▶ _Exercise prompt_
Please print exactly the lines running from the one that contains "What's the underlying" to the end of the data, with both lines included.

===

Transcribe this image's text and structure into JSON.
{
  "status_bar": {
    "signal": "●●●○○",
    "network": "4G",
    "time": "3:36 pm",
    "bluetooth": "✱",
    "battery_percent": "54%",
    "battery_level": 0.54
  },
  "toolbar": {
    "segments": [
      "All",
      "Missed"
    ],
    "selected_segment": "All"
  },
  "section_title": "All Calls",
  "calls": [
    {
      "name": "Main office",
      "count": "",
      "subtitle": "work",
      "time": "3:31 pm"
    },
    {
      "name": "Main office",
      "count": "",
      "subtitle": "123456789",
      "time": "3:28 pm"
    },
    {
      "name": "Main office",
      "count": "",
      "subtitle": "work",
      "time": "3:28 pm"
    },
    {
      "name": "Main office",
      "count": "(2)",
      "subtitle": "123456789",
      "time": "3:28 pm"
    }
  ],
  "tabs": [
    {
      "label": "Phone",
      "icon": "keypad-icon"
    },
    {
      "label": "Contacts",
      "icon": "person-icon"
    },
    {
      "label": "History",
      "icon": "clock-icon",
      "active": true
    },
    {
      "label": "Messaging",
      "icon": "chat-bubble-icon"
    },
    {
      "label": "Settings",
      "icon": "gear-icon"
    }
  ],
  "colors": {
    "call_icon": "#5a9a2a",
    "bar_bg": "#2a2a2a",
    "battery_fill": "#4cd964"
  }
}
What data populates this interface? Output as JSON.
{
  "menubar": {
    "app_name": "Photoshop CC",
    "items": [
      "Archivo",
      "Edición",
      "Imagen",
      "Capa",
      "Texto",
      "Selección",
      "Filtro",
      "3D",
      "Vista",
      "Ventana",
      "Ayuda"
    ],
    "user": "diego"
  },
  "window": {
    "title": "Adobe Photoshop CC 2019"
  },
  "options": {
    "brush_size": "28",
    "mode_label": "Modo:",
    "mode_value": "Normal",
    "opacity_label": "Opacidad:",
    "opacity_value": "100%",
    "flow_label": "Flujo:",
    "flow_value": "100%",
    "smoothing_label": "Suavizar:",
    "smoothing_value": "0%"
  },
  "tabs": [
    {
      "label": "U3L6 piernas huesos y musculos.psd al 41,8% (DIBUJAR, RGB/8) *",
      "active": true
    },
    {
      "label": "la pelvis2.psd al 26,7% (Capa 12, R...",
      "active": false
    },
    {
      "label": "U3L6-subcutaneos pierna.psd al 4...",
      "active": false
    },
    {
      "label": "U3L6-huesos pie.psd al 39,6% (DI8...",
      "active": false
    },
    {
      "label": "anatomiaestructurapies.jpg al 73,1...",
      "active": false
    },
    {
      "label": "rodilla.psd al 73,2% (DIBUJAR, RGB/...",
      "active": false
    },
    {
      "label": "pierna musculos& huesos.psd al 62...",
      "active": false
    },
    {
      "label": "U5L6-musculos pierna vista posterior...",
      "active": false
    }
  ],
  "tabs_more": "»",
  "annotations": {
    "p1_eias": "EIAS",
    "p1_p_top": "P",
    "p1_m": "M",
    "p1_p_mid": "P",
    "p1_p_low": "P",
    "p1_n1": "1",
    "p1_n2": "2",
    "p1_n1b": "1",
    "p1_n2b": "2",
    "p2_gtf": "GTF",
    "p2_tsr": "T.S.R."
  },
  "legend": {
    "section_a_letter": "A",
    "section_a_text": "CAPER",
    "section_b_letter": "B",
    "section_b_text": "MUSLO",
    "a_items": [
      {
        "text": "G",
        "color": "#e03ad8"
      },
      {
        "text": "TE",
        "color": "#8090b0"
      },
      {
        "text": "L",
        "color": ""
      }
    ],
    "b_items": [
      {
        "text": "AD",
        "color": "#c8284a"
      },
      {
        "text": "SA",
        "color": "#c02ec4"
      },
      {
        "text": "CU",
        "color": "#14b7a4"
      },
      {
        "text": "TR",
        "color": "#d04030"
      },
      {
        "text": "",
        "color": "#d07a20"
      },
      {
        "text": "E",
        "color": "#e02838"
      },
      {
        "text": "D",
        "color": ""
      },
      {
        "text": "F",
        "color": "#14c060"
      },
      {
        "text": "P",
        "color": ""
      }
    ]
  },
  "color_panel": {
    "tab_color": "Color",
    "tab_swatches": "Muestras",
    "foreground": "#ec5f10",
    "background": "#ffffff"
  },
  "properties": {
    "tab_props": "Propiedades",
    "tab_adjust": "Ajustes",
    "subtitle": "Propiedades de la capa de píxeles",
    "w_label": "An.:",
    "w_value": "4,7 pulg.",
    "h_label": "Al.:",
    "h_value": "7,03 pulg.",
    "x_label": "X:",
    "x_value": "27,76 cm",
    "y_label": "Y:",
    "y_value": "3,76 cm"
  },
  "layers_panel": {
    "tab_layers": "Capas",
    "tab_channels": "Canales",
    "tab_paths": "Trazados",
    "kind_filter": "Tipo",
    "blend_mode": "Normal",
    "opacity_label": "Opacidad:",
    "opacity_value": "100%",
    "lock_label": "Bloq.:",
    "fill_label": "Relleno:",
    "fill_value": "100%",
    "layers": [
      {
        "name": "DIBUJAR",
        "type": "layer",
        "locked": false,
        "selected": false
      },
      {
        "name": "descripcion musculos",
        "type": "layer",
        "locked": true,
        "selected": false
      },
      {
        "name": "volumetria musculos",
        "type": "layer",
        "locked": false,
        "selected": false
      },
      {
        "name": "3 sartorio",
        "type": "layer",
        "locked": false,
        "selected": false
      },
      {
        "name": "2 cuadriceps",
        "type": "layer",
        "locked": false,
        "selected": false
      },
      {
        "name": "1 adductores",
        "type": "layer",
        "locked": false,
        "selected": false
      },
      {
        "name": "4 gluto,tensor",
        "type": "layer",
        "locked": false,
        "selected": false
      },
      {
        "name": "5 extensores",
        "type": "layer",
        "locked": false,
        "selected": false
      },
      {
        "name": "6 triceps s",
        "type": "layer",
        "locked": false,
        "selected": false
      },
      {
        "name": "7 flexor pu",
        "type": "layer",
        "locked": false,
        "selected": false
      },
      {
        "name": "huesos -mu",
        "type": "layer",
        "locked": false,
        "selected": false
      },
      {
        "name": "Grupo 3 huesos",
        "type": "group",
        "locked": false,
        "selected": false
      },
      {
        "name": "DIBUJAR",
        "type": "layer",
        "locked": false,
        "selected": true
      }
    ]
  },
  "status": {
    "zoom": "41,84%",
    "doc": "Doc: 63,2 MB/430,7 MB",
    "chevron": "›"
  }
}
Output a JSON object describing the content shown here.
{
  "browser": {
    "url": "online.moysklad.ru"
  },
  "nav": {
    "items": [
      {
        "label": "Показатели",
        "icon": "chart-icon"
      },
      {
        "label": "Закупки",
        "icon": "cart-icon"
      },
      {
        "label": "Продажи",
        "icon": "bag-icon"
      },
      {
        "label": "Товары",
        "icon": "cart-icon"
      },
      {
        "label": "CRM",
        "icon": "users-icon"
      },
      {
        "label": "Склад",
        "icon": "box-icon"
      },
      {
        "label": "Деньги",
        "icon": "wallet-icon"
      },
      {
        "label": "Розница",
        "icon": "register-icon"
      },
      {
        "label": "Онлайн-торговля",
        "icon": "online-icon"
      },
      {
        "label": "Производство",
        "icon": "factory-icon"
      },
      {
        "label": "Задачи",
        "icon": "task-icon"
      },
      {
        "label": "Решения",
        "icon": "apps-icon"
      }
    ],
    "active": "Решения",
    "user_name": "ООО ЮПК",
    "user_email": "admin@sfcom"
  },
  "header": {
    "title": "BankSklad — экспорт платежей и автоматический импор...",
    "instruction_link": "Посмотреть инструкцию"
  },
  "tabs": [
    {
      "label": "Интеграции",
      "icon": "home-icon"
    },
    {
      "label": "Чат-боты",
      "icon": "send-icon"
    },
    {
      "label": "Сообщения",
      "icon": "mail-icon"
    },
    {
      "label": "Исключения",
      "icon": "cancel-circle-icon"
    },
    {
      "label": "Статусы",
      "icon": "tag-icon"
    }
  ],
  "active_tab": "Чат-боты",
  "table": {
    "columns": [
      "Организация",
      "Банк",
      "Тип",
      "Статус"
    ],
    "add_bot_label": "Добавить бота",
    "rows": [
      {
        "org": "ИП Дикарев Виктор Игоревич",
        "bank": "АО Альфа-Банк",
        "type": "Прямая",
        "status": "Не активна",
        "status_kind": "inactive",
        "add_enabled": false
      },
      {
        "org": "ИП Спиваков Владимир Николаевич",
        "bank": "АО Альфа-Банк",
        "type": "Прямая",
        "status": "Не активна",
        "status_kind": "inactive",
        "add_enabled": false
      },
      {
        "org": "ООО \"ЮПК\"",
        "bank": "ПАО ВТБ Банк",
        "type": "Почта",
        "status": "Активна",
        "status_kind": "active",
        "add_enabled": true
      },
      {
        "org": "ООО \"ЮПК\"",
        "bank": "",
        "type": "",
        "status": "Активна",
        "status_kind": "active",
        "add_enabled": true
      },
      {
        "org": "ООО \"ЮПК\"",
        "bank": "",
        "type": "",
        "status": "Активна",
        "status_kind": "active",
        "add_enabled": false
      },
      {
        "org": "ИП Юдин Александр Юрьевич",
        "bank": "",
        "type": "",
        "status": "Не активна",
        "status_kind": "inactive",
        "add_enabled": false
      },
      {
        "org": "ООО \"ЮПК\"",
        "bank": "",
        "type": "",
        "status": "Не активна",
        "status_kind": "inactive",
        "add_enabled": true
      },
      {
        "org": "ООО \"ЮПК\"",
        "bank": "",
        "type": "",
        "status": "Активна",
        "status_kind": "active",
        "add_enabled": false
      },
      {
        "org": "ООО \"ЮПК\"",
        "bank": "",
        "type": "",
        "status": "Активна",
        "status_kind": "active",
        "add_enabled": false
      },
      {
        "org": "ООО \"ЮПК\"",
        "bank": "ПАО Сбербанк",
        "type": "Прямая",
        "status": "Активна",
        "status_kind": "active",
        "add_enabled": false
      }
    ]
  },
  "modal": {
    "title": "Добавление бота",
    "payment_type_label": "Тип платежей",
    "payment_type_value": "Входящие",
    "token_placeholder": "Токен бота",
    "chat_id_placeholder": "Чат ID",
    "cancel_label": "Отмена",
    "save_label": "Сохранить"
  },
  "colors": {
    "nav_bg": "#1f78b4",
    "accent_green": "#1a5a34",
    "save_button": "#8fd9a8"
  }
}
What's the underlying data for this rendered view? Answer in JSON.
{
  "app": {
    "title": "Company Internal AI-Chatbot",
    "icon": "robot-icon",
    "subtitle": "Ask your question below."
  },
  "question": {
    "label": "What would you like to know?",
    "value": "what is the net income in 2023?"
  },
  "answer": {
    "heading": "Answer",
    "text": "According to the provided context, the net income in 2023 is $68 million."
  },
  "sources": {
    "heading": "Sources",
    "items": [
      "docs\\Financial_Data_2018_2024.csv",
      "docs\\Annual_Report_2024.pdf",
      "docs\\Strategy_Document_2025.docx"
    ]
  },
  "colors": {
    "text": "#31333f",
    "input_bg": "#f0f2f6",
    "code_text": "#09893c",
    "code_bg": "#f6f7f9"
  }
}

===

▶ _Answer to the task_
What's the underlying data for this rendered view? Answer in JSON.
{
  "app": {
    "title": "Company Internal AI-Chatbot",
    "icon": "robot-icon",
    "subtitle": "Ask your question below."
  },
  "question": {
    "label": "What would you like to know?",
    "value": "what is the net income in 2023?"
  },
  "answer": {
    "heading": "Answer",
    "text": "According to the provided context, the net income in 2023 is $68 million."
  },
  "sources": {
    "heading": "Sources",
    "items": [
      "docs\\Financial_Data_2018_2024.csv",
      "docs\\Annual_Report_2024.pdf",
      "docs\\Strategy_Document_2025.docx"
    ]
  },
  "colors": {
    "text": "#31333f",
    "input_bg": "#f0f2f6",
    "code_text": "#09893c",
    "code_bg": "#f6f7f9"
  }
}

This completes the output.